## What you are asked to do
Filter the entries that follow, copying every line in which the word "this" appears.
***** Source material
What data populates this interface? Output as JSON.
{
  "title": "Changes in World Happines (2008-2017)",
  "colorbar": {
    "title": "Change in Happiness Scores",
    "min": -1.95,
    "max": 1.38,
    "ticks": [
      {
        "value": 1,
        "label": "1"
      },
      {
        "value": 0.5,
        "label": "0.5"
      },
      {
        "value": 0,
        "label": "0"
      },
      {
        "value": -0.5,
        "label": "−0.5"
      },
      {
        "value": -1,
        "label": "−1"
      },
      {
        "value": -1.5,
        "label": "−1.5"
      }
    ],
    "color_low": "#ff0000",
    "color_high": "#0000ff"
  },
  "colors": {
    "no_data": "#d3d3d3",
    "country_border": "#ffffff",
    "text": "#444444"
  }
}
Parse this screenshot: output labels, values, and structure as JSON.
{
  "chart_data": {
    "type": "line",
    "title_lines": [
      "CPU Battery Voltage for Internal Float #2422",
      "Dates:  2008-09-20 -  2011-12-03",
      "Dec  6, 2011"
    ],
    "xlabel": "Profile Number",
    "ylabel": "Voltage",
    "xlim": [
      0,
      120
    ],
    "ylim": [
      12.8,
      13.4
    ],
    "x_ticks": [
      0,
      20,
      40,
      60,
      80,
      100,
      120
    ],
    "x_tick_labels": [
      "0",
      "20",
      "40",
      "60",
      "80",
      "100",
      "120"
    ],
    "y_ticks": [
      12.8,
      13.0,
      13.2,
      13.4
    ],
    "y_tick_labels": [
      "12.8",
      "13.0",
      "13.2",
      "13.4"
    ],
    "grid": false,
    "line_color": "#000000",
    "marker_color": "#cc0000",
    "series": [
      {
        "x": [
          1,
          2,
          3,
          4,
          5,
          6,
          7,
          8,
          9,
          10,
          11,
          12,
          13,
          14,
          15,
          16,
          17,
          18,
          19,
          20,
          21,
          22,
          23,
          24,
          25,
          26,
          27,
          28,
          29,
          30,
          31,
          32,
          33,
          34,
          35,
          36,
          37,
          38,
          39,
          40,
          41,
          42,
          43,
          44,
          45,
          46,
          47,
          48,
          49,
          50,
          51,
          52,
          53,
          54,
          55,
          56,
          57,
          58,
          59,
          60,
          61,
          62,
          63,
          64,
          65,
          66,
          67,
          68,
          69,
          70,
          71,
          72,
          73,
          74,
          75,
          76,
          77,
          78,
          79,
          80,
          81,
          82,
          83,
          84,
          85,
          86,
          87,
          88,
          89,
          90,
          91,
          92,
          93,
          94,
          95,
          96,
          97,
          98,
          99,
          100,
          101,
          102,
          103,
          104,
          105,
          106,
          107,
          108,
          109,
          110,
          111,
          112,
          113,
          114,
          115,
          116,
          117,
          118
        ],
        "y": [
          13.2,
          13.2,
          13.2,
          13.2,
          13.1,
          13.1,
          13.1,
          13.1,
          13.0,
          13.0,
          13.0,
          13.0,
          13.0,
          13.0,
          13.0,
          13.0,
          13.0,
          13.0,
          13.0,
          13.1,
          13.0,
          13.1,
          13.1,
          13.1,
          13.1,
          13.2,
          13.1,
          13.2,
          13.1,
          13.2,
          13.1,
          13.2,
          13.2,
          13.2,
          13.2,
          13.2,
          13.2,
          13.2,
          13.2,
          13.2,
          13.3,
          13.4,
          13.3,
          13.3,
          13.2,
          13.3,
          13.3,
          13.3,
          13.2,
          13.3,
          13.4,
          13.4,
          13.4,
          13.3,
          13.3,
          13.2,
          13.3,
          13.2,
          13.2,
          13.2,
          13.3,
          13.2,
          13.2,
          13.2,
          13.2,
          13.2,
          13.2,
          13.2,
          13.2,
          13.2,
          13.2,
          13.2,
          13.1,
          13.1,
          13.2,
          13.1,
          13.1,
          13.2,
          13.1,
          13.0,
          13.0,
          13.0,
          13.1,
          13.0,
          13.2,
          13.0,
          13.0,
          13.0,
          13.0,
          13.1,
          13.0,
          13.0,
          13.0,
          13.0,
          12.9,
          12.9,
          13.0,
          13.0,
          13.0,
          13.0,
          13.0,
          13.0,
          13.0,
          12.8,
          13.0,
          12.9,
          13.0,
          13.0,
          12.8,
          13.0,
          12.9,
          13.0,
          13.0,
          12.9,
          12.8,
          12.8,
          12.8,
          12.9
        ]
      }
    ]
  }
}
**********
## Output
What data populates this interface? Output as JSON.
Parse this screenshot: output labels, values, and structure as JSON.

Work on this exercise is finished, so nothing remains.